What to work on: Please continue the passage below on threat and deterrence, starting right after its final sentence.

Document segment:
· · · ·

Conceptions of threat. The fundamental deterrence syllogism contains implicit assumptions about the nature of threat and about the relationship of threat to deterrence.

Threat is presumed to be a simple function of destructive capacity; the greater the destructive capability, the greater the threat. A more complex view of threat (for example, Singer 1958) calls this conception into question unless “destructive capacity” is construed very broadly—beyond numbers of weapons, warhead size (yield), and accuracy.

Experiments on the relationship of power to threat indicate that the ambiguity (or, conversely, the clarity) of the threat is closely related to the amount of threat experienced (Cohen 1959).

It has been suggested elsewhere (Brody 1963, pp. 696–697) that the threatening interaction can be conceived of as being determined by three factors: (1) perception by one party of the other party’s hostile intentions; (2) perception of the other party’s capability of inflicting damage to the perceiver; and (3) the credibility of the other party’s declaratory policy. If threat inhered only in capability (and we ignored hostility and credibility), we would conclude that adversaries and allies are equally threatened by the same weapons systems.

Complex conceptions of threat call into question not only the proposition that threat varies uniformly with destructive power but also many of the assumptions about the relationship of threat to deterrence. The literature is replete with suggestions that the effectiveness of deterrence is a direct function of the amount of destructive capability. Wohlstetter (1959) has refined this conception by pointing out that deterrence is more properly conceived of as a function of the amount of capability potentially remaining after an attack has been absorbed. Both of these conceptions assume that the threatened decision maker will be “deterred,” that is, that he will abandon even the consideration of the course of action that worried the threatener.

”Credibility” has received attention from deterrence theorists (Kaufmann 1956, pp. 12–38), but as a quality of weapons rather than of relations among nations. However, the possibility of an aggressive response to a credible threat receives much less attention (for example, Kahn 1963). Psychologists, on the other hand, have often found aggressive responses to threat (for example, McNeil 1959). This suggests at least the potential for such responses in threatening international situations.

· · · ·

Given material:
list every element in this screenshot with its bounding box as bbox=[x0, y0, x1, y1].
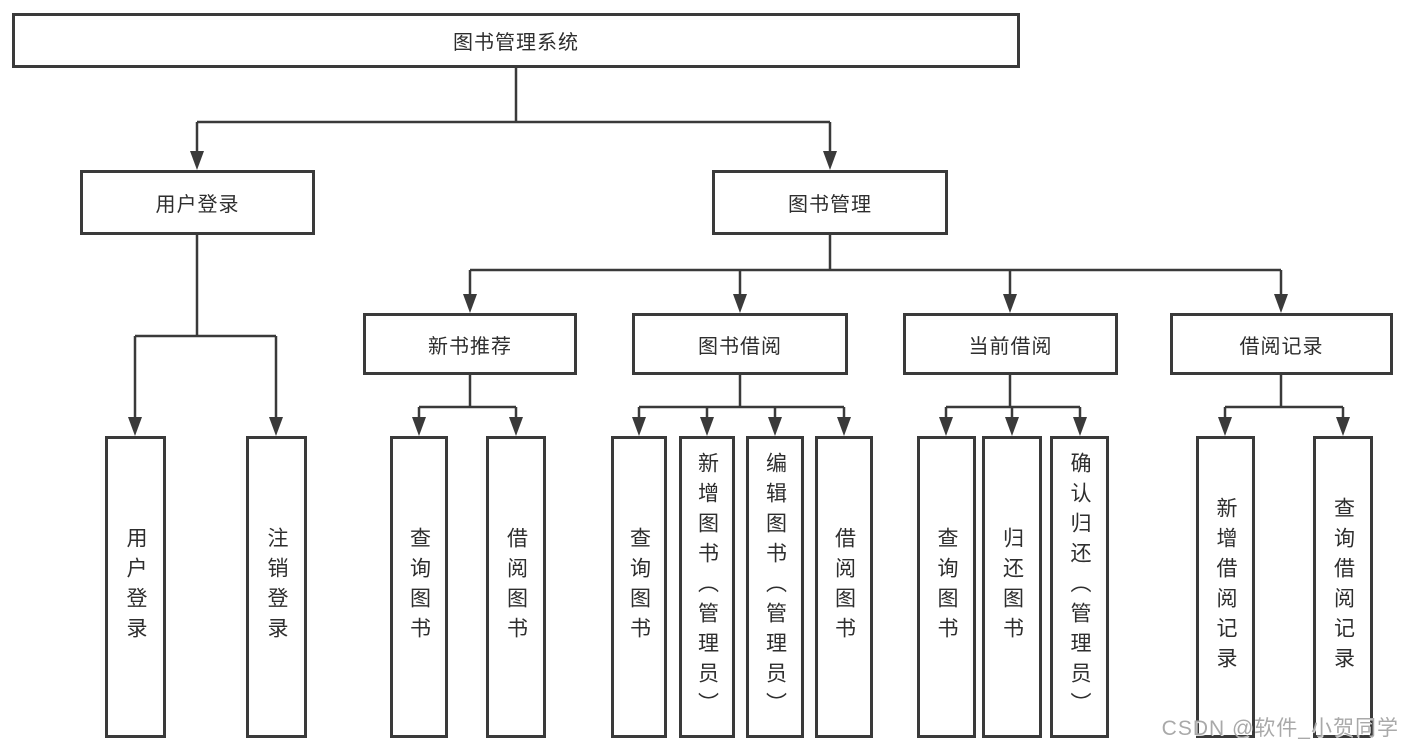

· · · ·

Output for this task:
Milburn, drawing on psychological research, proposes that we characterize threats on a number of dimensions (for example, symbolic–concrete and clear–vague); however, the relationship between types of threats, characterized on these dimensions, and the inhibition of behavior (deterrence) or excitation of behavior (provocation) is without empirical research, despite the salience of such knowledge for deterrence theory.

Availability of policy alternatives. Implicit also in much of the literature on deterrence is the assumption that alternatives to the resort to war are available to and perceived by decision makers, irrespective of the international situation.

The validity of this proposition is difficult to establish: the historical record is rich with examples of national leaders who, in intense crises, “saw no way out” and for whom war became the only viable alternative. On the other hand, despite extremely intense crises, decision makers in the nuclear-armed nations apparently have not felt that their policy alternatives were reduced to one—war.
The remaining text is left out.